What you need to do — Copy each line in the data that includes the word "Benutzer".

Information given —
--------------------------------------------------

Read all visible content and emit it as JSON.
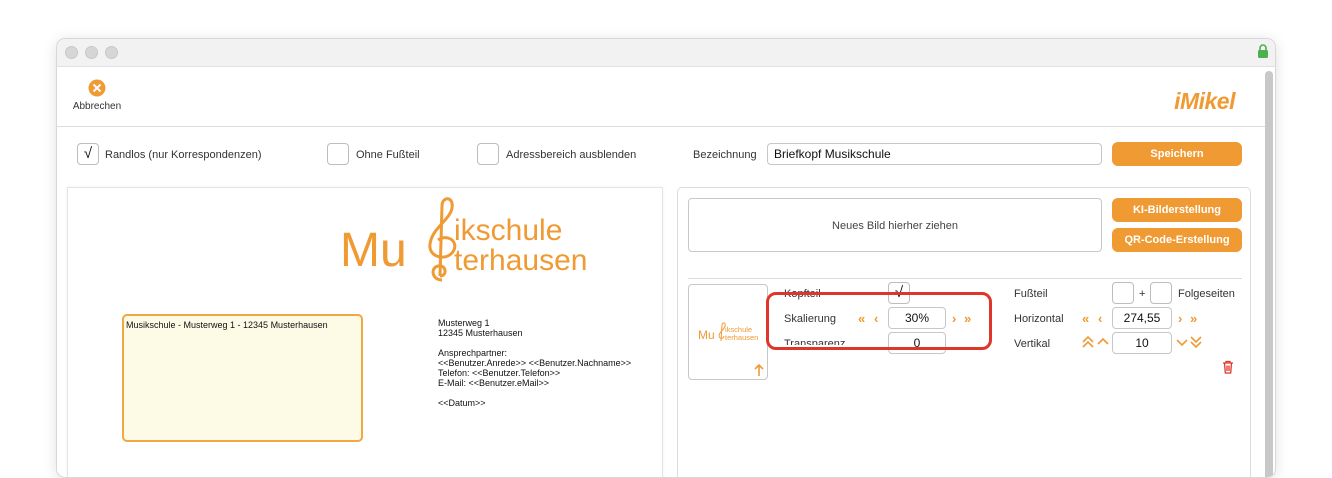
{
  "toolbar": {
    "cancel_label": "Abbrechen",
    "logo_text": "iMikel"
  },
  "options": {
    "randlos": {
      "label": "Randlos (nur Korrespondenzen)",
      "checked": true,
      "mark": "√"
    },
    "ohne_fussteil": {
      "label": "Ohne Fußteil",
      "checked": false
    },
    "adressbereich": {
      "label": "Adressbereich ausblenden",
      "checked": false
    },
    "bezeichnung_label": "Bezeichnung",
    "bezeichnung_value": "Briefkopf Musikschule",
    "save_label": "Speichern"
  },
  "document": {
    "letterhead_line1_a": "Mu",
    "letterhead_line1_b": "ikschule",
    "letterhead_line2": "terhausen",
    "sender_line": "Musikschule - Musterweg 1 - 12345 Musterhausen",
    "address": [
      "Musterweg 1",
      "12345 Musterhausen"
    ],
    "contact_label": "Ansprechpartner:",
    "contact_lines": [
      "<<Benutzer.Anrede>> <<Benutzer.Nachname>>",
      "Telefon: <<Benutzer.Telefon>>",
      "E-Mail: <<Benutzer.eMail>>"
    ],
    "date": "<<Datum>>"
  },
  "image_panel": {
    "drop_text": "Neues Bild hierher ziehen",
    "ai_button": "KI-Bilderstellung",
    "qr_button": "QR-Code-Erstellung",
    "thumb_text_a": "Mu",
    "thumb_text_b": "ikschule",
    "thumb_text_c": "terhausen",
    "kopfteil_label": "Kopfteil",
    "kopfteil_mark": "√",
    "skalierung_label": "Skalierung",
    "skalierung_value": "30%",
    "transparenz_label": "Transparenz",
    "transparenz_value": "0",
    "fussteil_label": "Fußteil",
    "plus": "+",
    "folgeseiten_label": "Folgeseiten",
    "horizontal_label": "Horizontal",
    "horizontal_value": "274,55",
    "vertikal_label": "Vertikal",
    "vertikal_value": "10"
  },
  "colors": {
    "accent": "#ef9a33",
    "highlight": "#e0352b",
    "address_bg": "#fdfbe6"
  }
}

--------------------------------------------------

Answer to this problem —
      "<<Benutzer.Anrede>> <<Benutzer.Nachname>>",
      "Telefon: <<Benutzer.Telefon>>",
      "E-Mail: <<Benutzer.eMail>>"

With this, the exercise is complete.